Dataset extract →
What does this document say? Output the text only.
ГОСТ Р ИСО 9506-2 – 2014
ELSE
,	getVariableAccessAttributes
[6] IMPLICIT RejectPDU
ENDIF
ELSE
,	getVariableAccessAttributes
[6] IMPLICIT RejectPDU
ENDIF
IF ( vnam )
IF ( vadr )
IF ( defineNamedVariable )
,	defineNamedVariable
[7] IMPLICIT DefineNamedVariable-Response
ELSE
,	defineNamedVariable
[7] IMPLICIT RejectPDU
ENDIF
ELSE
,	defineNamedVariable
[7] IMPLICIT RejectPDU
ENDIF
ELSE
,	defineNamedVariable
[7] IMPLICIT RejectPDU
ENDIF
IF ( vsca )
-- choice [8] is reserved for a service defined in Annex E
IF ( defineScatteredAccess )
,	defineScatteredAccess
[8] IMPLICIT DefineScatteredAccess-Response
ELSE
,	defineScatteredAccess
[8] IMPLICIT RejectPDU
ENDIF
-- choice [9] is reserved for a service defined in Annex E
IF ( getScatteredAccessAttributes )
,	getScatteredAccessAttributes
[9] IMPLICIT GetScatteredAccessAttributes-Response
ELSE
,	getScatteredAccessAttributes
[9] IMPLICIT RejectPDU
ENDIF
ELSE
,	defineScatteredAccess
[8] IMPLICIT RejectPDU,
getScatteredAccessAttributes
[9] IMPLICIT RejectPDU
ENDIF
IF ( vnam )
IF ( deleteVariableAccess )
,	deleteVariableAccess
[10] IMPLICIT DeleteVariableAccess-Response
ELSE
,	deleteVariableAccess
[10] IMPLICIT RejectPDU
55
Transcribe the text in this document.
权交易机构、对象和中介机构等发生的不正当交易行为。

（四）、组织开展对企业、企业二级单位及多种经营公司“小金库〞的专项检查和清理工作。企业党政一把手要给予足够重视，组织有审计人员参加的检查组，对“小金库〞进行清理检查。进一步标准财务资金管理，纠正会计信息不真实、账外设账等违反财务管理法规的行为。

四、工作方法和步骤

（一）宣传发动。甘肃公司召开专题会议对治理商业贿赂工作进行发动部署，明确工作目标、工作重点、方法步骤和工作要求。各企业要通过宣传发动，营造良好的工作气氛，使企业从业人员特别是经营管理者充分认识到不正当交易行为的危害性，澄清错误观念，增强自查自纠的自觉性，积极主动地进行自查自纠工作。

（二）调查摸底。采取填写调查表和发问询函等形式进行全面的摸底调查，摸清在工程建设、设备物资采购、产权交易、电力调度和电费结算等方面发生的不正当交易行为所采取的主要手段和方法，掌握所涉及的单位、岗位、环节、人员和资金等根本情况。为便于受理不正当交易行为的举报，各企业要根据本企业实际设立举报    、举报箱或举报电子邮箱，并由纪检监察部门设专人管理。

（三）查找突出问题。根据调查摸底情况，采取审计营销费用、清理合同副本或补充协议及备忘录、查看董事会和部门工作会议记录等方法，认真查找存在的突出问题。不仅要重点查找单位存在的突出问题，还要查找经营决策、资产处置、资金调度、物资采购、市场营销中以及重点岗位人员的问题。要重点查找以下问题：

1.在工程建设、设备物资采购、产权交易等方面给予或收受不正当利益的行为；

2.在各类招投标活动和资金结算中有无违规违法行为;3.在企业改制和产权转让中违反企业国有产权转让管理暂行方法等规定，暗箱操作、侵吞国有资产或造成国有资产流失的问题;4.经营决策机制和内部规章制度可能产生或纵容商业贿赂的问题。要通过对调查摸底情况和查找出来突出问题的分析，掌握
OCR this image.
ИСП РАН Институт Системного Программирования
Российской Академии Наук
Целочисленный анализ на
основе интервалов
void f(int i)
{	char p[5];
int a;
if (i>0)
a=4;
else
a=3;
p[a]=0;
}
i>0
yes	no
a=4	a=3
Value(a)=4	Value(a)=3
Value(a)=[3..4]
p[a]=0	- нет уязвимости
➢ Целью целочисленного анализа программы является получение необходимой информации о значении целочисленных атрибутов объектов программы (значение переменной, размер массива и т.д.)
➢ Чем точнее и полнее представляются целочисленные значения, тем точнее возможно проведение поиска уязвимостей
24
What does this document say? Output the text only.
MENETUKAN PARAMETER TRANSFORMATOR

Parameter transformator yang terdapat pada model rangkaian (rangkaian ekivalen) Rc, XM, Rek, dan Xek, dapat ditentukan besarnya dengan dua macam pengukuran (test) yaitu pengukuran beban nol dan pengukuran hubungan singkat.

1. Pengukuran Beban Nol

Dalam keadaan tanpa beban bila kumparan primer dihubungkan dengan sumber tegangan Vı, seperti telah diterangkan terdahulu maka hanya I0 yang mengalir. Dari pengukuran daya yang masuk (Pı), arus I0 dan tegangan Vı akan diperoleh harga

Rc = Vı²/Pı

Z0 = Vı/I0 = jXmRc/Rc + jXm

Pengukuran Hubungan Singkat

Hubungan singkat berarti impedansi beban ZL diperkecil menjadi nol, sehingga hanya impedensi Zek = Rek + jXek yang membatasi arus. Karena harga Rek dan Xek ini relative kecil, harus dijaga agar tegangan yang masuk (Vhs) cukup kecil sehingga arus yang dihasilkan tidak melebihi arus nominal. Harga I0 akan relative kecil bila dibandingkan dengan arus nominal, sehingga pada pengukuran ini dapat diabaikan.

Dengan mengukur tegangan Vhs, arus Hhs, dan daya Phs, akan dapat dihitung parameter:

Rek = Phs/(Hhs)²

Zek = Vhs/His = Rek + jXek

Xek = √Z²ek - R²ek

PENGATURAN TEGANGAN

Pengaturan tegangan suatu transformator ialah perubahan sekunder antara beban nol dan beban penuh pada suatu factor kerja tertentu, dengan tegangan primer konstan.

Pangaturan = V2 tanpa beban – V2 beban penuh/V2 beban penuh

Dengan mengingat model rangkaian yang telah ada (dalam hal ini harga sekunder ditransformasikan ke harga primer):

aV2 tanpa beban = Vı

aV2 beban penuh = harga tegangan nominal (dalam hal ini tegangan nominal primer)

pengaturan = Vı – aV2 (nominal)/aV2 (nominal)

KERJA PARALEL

What you need to do →
Extract, word for word, each line of the listing above.

Task response →
What does this document say? Output the text only.
ГОСТ Р ИСО 9506-2 – 2014
ELSE
,	getVariableAccessAttributes
[6] IMPLICIT RejectPDU
ENDIF
ELSE
,	getVariableAccessAttributes
[6] IMPLICIT RejectPDU
ENDIF
IF ( vnam )
IF ( vadr )
IF ( defineNamedVariable )
,	defineNamedVariable
[7] IMPLICIT DefineNamedVariable-Response
ELSE
,	defineNamedVariable
[7] IMPLICIT RejectPDU
ENDIF
ELSE
,	defineNamedVariable
[7] IMPLICIT RejectPDU
ENDIF
ELSE
,	defineNamedVariable
[7] IMPLICIT RejectPDU
ENDIF
IF ( vsca )
-- choice [8] is reserved for a service defined in Annex E
IF ( defineScatteredAccess )
,	defineScatteredAccess
[8] IMPLICIT DefineScatteredAccess-Response
ELSE
,	defineScatteredAccess
[8] IMPLICIT RejectPDU
ENDIF
-- choice [9] is reserved for a service defined in Annex E
IF ( getScatteredAccessAttributes )
,	getScatteredAccessAttributes
[9] IMPLICIT GetScatteredAccessAttributes-Response
ELSE
,	getScatteredAccessAttributes
[9] IMPLICIT RejectPDU
ENDIF
ELSE
,	defineScatteredAccess
[8] IMPLICIT RejectPDU,
getScatteredAccessAttributes
[9] IMPLICIT RejectPDU
ENDIF
IF ( vnam )
IF ( deleteVariableAccess )
,	deleteVariableAccess
[10] IMPLICIT DeleteVariableAccess-Response
ELSE
,	deleteVariableAccess
[10] IMPLICIT RejectPDU
55
Transcribe the text in this document.
权交易机构、对象和中介机构等发生的不正当交易行为。

（四）、组织开展对企业、企业二级单位及多种经营公司“小金库〞的专项检查和清理工作。企业党政一把手要给予足够重视，组织有审计人员参加的检查组，对“小金库〞进行清理检查。进一步标准财务资金管理，纠正会计信息不真实、账外设账等违反财务管理法规的行为。

四、工作方法和步骤

（一）宣传发动。甘肃公司召开专题会议对治理商业贿赂工作进行发动部署，明确工作目标、工作重点、方法步骤和工作要求。各企业要通过宣传发动，营造良好的工作气氛，使企业从业人员特别是经营管理者充分认识到不正当交易行为的危害性，澄清错误观念，增强自查自纠的自觉性，积极主动地进行自查自纠工作。

（二）调查摸底。采取填写调查表和发问询函等形式进行全面的摸底调查，摸清在工程建设、设备物资采购、产权交易、电力调度和电费结算等方面发生的不正当交易行为所采取的主要手段和方法，掌握所涉及的单位、岗位、环节、人员和资金等根本情况。为便于受理不正当交易行为的举报，各企业要根据本企业实际设立举报    、举报箱或举报电子邮箱，并由纪检监察部门设专人管理。

（三）查找突出问题。根据调查摸底情况，采取审计营销费用、清理合同副本或补充协议及备忘录、查看董事会和部门工作会议记录等方法，认真查找存在的突出问题。不仅要重点查找单位存在的突出问题，还要查找经营决策、资产处置、资金调度、物资采购、市场营销中以及重点岗位人员的问题。要重点查找以下问题：

1.在工程建设、设备物资采购、产权交易等方面给予或收受不正当利益的行为；

2.在各类招投标活动和资金结算中有无违规违法行为;3.在企业改制和产权转让中违反企业国有产权转让管理暂行方法等规定，暗箱操作、侵吞国有资产或造成国有资产流失的问题;4.经营决策机制和内部规章制度可能产生或纵容商业贿赂的问题。要通过对调查摸底情况和查找出来突出问题的分析，掌握
OCR this image.
ИСП РАН Институт Системного Программирования
Российской Академии Наук
Целочисленный анализ на
основе интервалов
void f(int i)
{	char p[5];
int a;
if (i>0)
a=4;
else
a=3;
p[a]=0;
}
i>0
yes	no
a=4	a=3
Value(a)=4	Value(a)=3
Value(a)=[3..4]
p[a]=0	- нет уязвимости
➢ Целью целочисленного анализа программы является получение необходимой информации о значении целочисленных атрибутов объектов программы (значение переменной, размер массива и т.д.)
➢ Чем точнее и полнее представляются целочисленные значения, тем точнее возможно проведение поиска уязвимостей
24
What does this document say? Output the text only.
MENETUKAN PARAMETER TRANSFORMATOR

Parameter transformator yang terdapat pada model rangkaian (rangkaian ekivalen) Rc, XM, Rek, dan Xek, dapat ditentukan besarnya dengan dua macam pengukuran (test) yaitu pengukuran beban nol dan pengukuran hubungan singkat.

1. Pengukuran Beban Nol

Dalam keadaan tanpa beban bila kumparan primer dihubungkan dengan sumber tegangan Vı, seperti telah diterangkan terdahulu maka hanya I0 yang mengalir. Dari pengukuran daya yang masuk (Pı), arus I0 dan tegangan Vı akan diperoleh harga

Rc = Vı²/Pı

Z0 = Vı/I0 = jXmRc/Rc + jXm

Pengukuran Hubungan Singkat

Hubungan singkat berarti impedansi beban ZL diperkecil menjadi nol, sehingga hanya impedensi Zek = Rek + jXek yang membatasi arus. Karena harga Rek dan Xek ini relative kecil, harus dijaga agar tegangan yang masuk (Vhs) cukup kecil sehingga arus yang dihasilkan tidak melebihi arus nominal. Harga I0 akan relative kecil bila dibandingkan dengan arus nominal, sehingga pada pengukuran ini dapat diabaikan.

Dengan mengukur tegangan Vhs, arus Hhs, dan daya Phs, akan dapat dihitung parameter:

Rek = Phs/(Hhs)²

Zek = Vhs/His = Rek + jXek

Xek = √Z²ek - R²ek

PENGATURAN TEGANGAN

Pengaturan tegangan suatu transformator ialah perubahan sekunder antara beban nol dan beban penuh pada suatu factor kerja tertentu, dengan tegangan primer konstan.

Pangaturan = V2 tanpa beban – V2 beban penuh/V2 beban penuh

Dengan mengingat model rangkaian yang telah ada (dalam hal ini harga sekunder ditransformasikan ke harga primer):

aV2 tanpa beban = Vı

aV2 beban penuh = harga tegangan nominal (dalam hal ini tegangan nominal primer)

pengaturan = Vı – aV2 (nominal)/aV2 (nominal)

KERJA PARALEL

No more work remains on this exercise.